# start of INFORMATION GIVEN

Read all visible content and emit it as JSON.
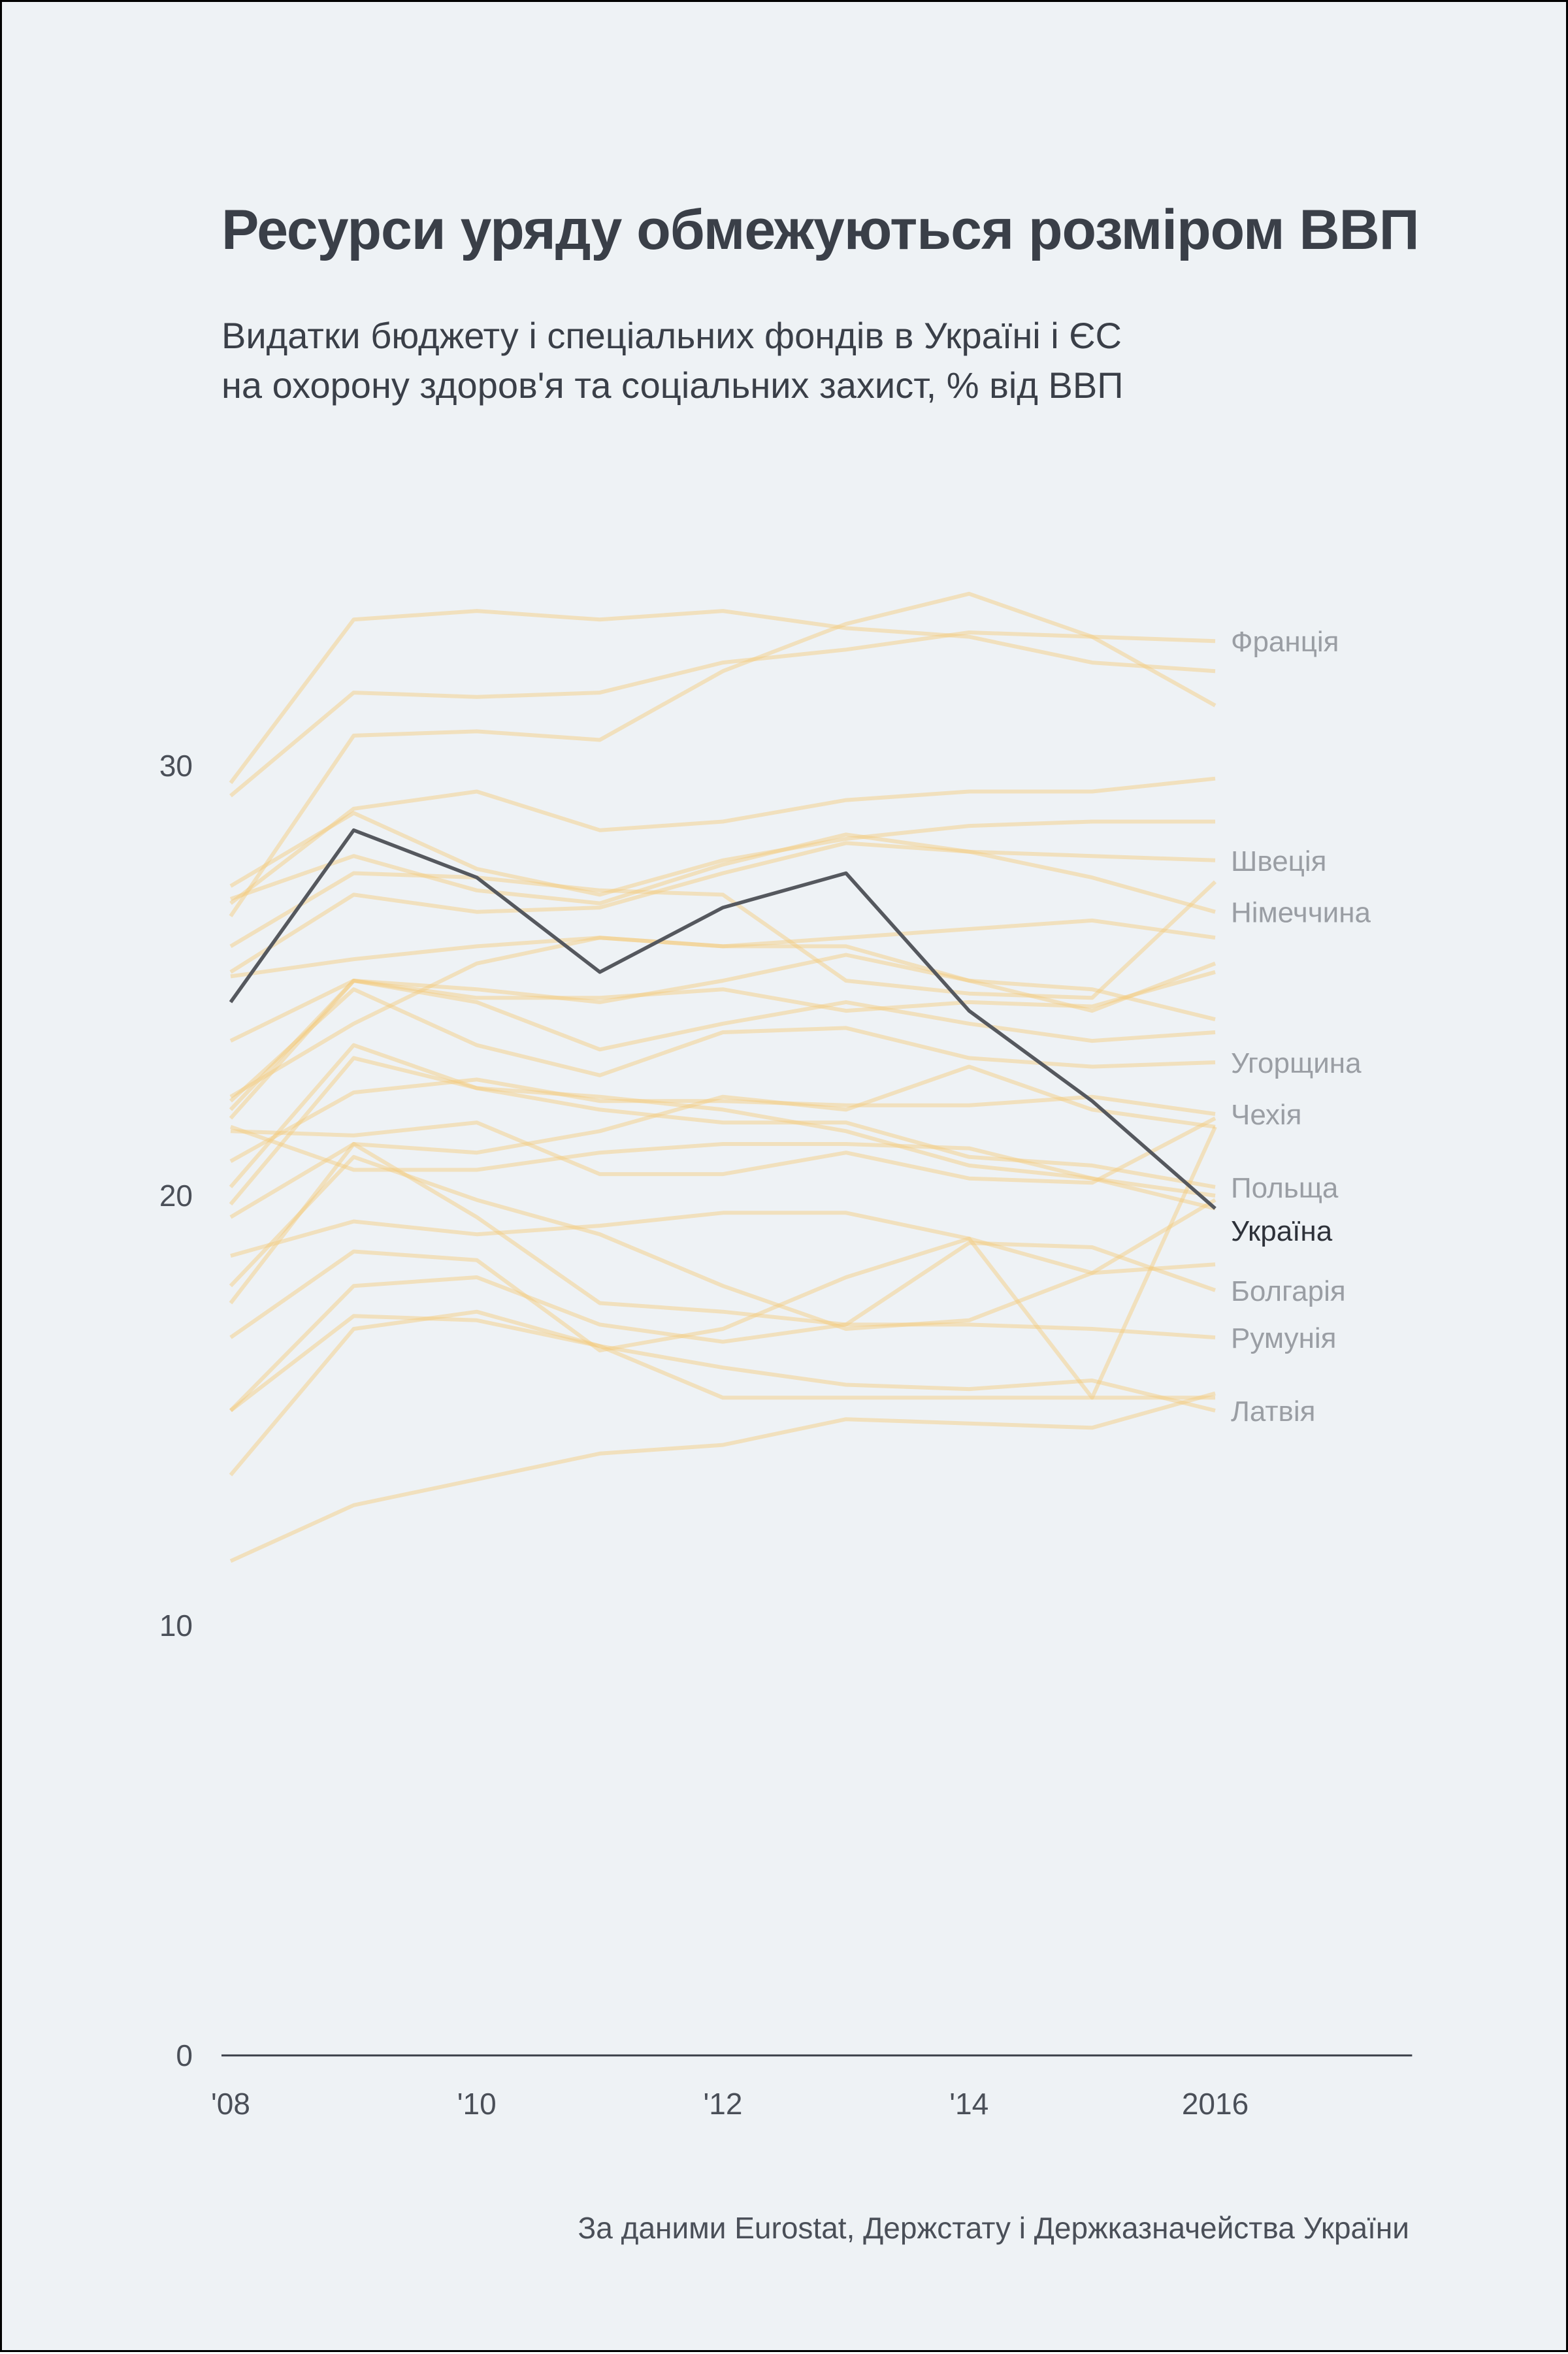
{
  "title": "Ресурси уряду обмежуються розміром ВВП",
  "subtitle_lines": [
    "Видатки бюджету і спеціальних фондів в Україні і ЄС",
    "на охорону здоров'я та соціальних захист, % від ВВП"
  ],
  "source": "За даними Eurostat, Держстату і Держказначейства України",
  "colors": {
    "background": "#eef2f5",
    "other_countries": "#f5c97a",
    "highlight": "#55585e",
    "axis": "#3a3f48"
  },
  "chart_data": {
    "type": "line",
    "x": [
      2008,
      2009,
      2010,
      2011,
      2012,
      2013,
      2014,
      2015,
      2016
    ],
    "x_tick_labels": [
      {
        "value": 2008,
        "label": "'08"
      },
      {
        "value": 2010,
        "label": "'10"
      },
      {
        "value": 2012,
        "label": "'12"
      },
      {
        "value": 2014,
        "label": "'14"
      },
      {
        "value": 2016,
        "label": "2016"
      }
    ],
    "xlim": [
      2008,
      2017.6
    ],
    "y_ticks": [
      0,
      10,
      20,
      30
    ],
    "ylim": [
      0,
      36
    ],
    "grid": false,
    "highlight": {
      "name": "Україна",
      "values": [
        24.5,
        28.5,
        27.4,
        25.2,
        26.7,
        27.5,
        24.3,
        22.2,
        19.7
      ]
    },
    "series": [
      {
        "name": "Франція",
        "values": [
          29.3,
          31.7,
          31.6,
          31.7,
          32.4,
          32.7,
          33.1,
          33.0,
          32.9
        ]
      },
      {
        "name": "",
        "values": [
          29.6,
          33.4,
          33.6,
          33.4,
          33.6,
          33.2,
          33.0,
          32.4,
          32.2
        ]
      },
      {
        "name": "",
        "values": [
          26.5,
          30.7,
          30.8,
          30.6,
          32.2,
          33.3,
          34.0,
          33.0,
          31.4
        ]
      },
      {
        "name": "",
        "values": [
          26.8,
          29.0,
          29.4,
          28.5,
          28.7,
          29.2,
          29.4,
          29.4,
          29.7
        ]
      },
      {
        "name": "",
        "values": [
          27.2,
          28.9,
          27.6,
          27.0,
          27.8,
          28.3,
          28.6,
          28.7,
          28.7
        ]
      },
      {
        "name": "Швеція",
        "values": [
          26.9,
          27.9,
          27.1,
          26.8,
          27.7,
          28.4,
          28.0,
          27.9,
          27.8
        ]
      },
      {
        "name": "",
        "values": [
          25.8,
          27.5,
          27.4,
          27.1,
          27.0,
          25.0,
          24.7,
          24.6,
          27.3
        ]
      },
      {
        "name": "Німеччина",
        "values": [
          25.2,
          27.0,
          26.6,
          26.7,
          27.5,
          28.2,
          28.0,
          27.4,
          26.6
        ]
      },
      {
        "name": "",
        "values": [
          25.1,
          25.5,
          25.8,
          26.0,
          25.8,
          26.0,
          26.2,
          26.4,
          26.0
        ]
      },
      {
        "name": "",
        "values": [
          23.6,
          25.0,
          24.8,
          24.5,
          25.0,
          25.6,
          25.0,
          24.3,
          25.4
        ]
      },
      {
        "name": "",
        "values": [
          22.0,
          25.0,
          24.6,
          24.6,
          24.8,
          24.3,
          24.5,
          24.4,
          25.2
        ]
      },
      {
        "name": "",
        "values": [
          22.3,
          24.0,
          25.4,
          26.0,
          25.8,
          25.8,
          25.0,
          24.8,
          24.1
        ]
      },
      {
        "name": "",
        "values": [
          21.8,
          25.0,
          24.5,
          23.4,
          24.0,
          24.5,
          24.0,
          23.6,
          23.8
        ]
      },
      {
        "name": "Угорщина",
        "values": [
          22.2,
          24.8,
          23.5,
          22.8,
          23.8,
          23.9,
          23.2,
          23.0,
          23.1
        ]
      },
      {
        "name": "Чехія",
        "values": [
          20.8,
          22.4,
          22.7,
          22.2,
          22.2,
          22.1,
          22.1,
          22.3,
          21.9
        ]
      },
      {
        "name": "",
        "values": [
          21.5,
          21.4,
          21.7,
          20.5,
          20.5,
          21.0,
          20.4,
          20.3,
          21.8
        ]
      },
      {
        "name": "Польща",
        "values": [
          19.8,
          23.2,
          22.5,
          22.0,
          21.7,
          21.7,
          20.9,
          20.7,
          20.2
        ]
      },
      {
        "name": "",
        "values": [
          20.2,
          23.5,
          22.5,
          22.3,
          22.0,
          21.5,
          20.7,
          20.4,
          20.0
        ]
      },
      {
        "name": "",
        "values": [
          19.5,
          21.2,
          21.0,
          21.5,
          22.3,
          22.0,
          23.0,
          22.0,
          21.6
        ]
      },
      {
        "name": "",
        "values": [
          21.6,
          20.6,
          20.6,
          21.0,
          21.2,
          21.2,
          21.1,
          20.4,
          19.7
        ]
      },
      {
        "name": "",
        "values": [
          18.6,
          19.4,
          19.1,
          19.3,
          19.6,
          19.6,
          19.0,
          18.2,
          19.9
        ]
      },
      {
        "name": "Болгарія",
        "values": [
          17.5,
          21.2,
          19.5,
          17.5,
          17.3,
          17.0,
          18.9,
          18.8,
          17.8
        ]
      },
      {
        "name": "",
        "values": [
          17.9,
          20.9,
          19.9,
          19.1,
          17.9,
          16.9,
          17.1,
          18.2,
          18.4
        ]
      },
      {
        "name": "Румунія",
        "values": [
          15.0,
          17.9,
          18.1,
          17.0,
          16.6,
          17.0,
          17.0,
          16.9,
          16.7
        ]
      },
      {
        "name": "",
        "values": [
          16.7,
          18.7,
          18.5,
          16.4,
          16.9,
          18.1,
          19.0,
          15.3,
          21.6
        ]
      },
      {
        "name": "Латвія",
        "values": [
          13.5,
          16.9,
          17.3,
          16.5,
          16.0,
          15.6,
          15.5,
          15.7,
          15.0
        ]
      },
      {
        "name": "",
        "values": [
          15.0,
          17.2,
          17.1,
          16.5,
          15.3,
          15.3,
          15.3,
          15.3,
          15.3
        ]
      },
      {
        "name": "",
        "values": [
          11.5,
          12.8,
          13.4,
          14.0,
          14.2,
          14.8,
          14.7,
          14.6,
          15.4
        ]
      }
    ]
  }
}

# end of INFORMATION GIVEN

EXERCISE DIRECTIONS:
Give the data again exactly as written, with all pictures left out.

FINAL ANSWER:
Read all visible content and emit it as JSON.
{
  "title": "Ресурси уряду обмежуються розміром ВВП",
  "subtitle_lines": [
    "Видатки бюджету і спеціальних фондів в Україні і ЄС",
    "на охорону здоров'я та соціальних захист, % від ВВП"
  ],
  "source": "За даними Eurostat, Держстату і Держказначейства України",
  "colors": {
    "background": "#eef2f5",
    "other_countries": "#f5c97a",
    "highlight": "#55585e",
    "axis": "#3a3f48"
  },
  "chart_data": {
    "type": "line",
    "x": [
      2008,
      2009,
      2010,
      2011,
      2012,
      2013,
      2014,
      2015,
      2016
    ],
    "x_tick_labels": [
      {
        "value": 2008,
        "label": "'08"
      },
      {
        "value": 2010,
        "label": "'10"
      },
      {
        "value": 2012,
        "label": "'12"
      },
      {
        "value": 2014,
        "label": "'14"
      },
      {
        "value": 2016,
        "label": "2016"
      }
    ],
    "xlim": [
      2008,
      2017.6
    ],
    "y_ticks": [
      0,
      10,
      20,
      30
    ],
    "ylim": [
      0,
      36
    ],
    "grid": false,
    "highlight": {
      "name": "Україна",
      "values": [
        24.5,
        28.5,
        27.4,
        25.2,
        26.7,
        27.5,
        24.3,
        22.2,
        19.7
      ]
    },
    "series": [
      {
        "name": "Франція",
        "values": [
          29.3,
          31.7,
          31.6,
          31.7,
          32.4,
          32.7,
          33.1,
          33.0,
          32.9
        ]
      },
      {
        "name": "",
        "values": [
          29.6,
          33.4,
          33.6,
          33.4,
          33.6,
          33.2,
          33.0,
          32.4,
          32.2
        ]
      },
      {
        "name": "",
        "values": [
          26.5,
          30.7,
          30.8,
          30.6,
          32.2,
          33.3,
          34.0,
          33.0,
          31.4
        ]
      },
      {
        "name": "",
        "values": [
          26.8,
          29.0,
          29.4,
          28.5,
          28.7,
          29.2,
          29.4,
          29.4,
          29.7
        ]
      },
      {
        "name": "",
        "values": [
          27.2,
          28.9,
          27.6,
          27.0,
          27.8,
          28.3,
          28.6,
          28.7,
          28.7
        ]
      },
      {
        "name": "Швеція",
        "values": [
          26.9,
          27.9,
          27.1,
          26.8,
          27.7,
          28.4,
          28.0,
          27.9,
          27.8
        ]
      },
      {
        "name": "",
        "values": [
          25.8,
          27.5,
          27.4,
          27.1,
          27.0,
          25.0,
          24.7,
          24.6,
          27.3
        ]
      },
      {
        "name": "Німеччина",
        "values": [
          25.2,
          27.0,
          26.6,
          26.7,
          27.5,
          28.2,
          28.0,
          27.4,
          26.6
        ]
      },
      {
        "name": "",
        "values": [
          25.1,
          25.5,
          25.8,
          26.0,
          25.8,
          26.0,
          26.2,
          26.4,
          26.0
        ]
      },
      {
        "name": "",
        "values": [
          23.6,
          25.0,
          24.8,
          24.5,
          25.0,
          25.6,
          25.0,
          24.3,
          25.4
        ]
      },
      {
        "name": "",
        "values": [
          22.0,
          25.0,
          24.6,
          24.6,
          24.8,
          24.3,
          24.5,
          24.4,
          25.2
        ]
      },
      {
        "name": "",
        "values": [
          22.3,
          24.0,
          25.4,
          26.0,
          25.8,
          25.8,
          25.0,
          24.8,
          24.1
        ]
      },
      {
        "name": "",
        "values": [
          21.8,
          25.0,
          24.5,
          23.4,
          24.0,
          24.5,
          24.0,
          23.6,
          23.8
        ]
      },
      {
        "name": "Угорщина",
        "values": [
          22.2,
          24.8,
          23.5,
          22.8,
          23.8,
          23.9,
          23.2,
          23.0,
          23.1
        ]
      },
      {
        "name": "Чехія",
        "values": [
          20.8,
          22.4,
          22.7,
          22.2,
          22.2,
          22.1,
          22.1,
          22.3,
          21.9
        ]
      },
      {
        "name": "",
        "values": [
          21.5,
          21.4,
          21.7,
          20.5,
          20.5,
          21.0,
          20.4,
          20.3,
          21.8
        ]
      },
      {
        "name": "Польща",
        "values": [
          19.8,
          23.2,
          22.5,
          22.0,
          21.7,
          21.7,
          20.9,
          20.7,
          20.2
        ]
      },
      {
        "name": "",
        "values": [
          20.2,
          23.5,
          22.5,
          22.3,
          22.0,
          21.5,
          20.7,
          20.4,
          20.0
        ]
      },
      {
        "name": "",
        "values": [
          19.5,
          21.2,
          21.0,
          21.5,
          22.3,
          22.0,
          23.0,
          22.0,
          21.6
        ]
      },
      {
        "name": "",
        "values": [
          21.6,
          20.6,
          20.6,
          21.0,
          21.2,
          21.2,
          21.1,
          20.4,
          19.7
        ]
      },
      {
        "name": "",
        "values": [
          18.6,
          19.4,
          19.1,
          19.3,
          19.6,
          19.6,
          19.0,
          18.2,
          19.9
        ]
      },
      {
        "name": "Болгарія",
        "values": [
          17.5,
          21.2,
          19.5,
          17.5,
          17.3,
          17.0,
          18.9,
          18.8,
          17.8
        ]
      },
      {
        "name": "",
        "values": [
          17.9,
          20.9,
          19.9,
          19.1,
          17.9,
          16.9,
          17.1,
          18.2,
          18.4
        ]
      },
      {
        "name": "Румунія",
        "values": [
          15.0,
          17.9,
          18.1,
          17.0,
          16.6,
          17.0,
          17.0,
          16.9,
          16.7
        ]
      },
      {
        "name": "",
        "values": [
          16.7,
          18.7,
          18.5,
          16.4,
          16.9,
          18.1,
          19.0,
          15.3,
          21.6
        ]
      },
      {
        "name": "Латвія",
        "values": [
          13.5,
          16.9,
          17.3,
          16.5,
          16.0,
          15.6,
          15.5,
          15.7,
          15.0
        ]
      },
      {
        "name": "",
        "values": [
          15.0,
          17.2,
          17.1,
          16.5,
          15.3,
          15.3,
          15.3,
          15.3,
          15.3
        ]
      },
      {
        "name": "",
        "values": [
          11.5,
          12.8,
          13.4,
          14.0,
          14.2,
          14.8,
          14.7,
          14.6,
          15.4
        ]
      }
    ]
  }
}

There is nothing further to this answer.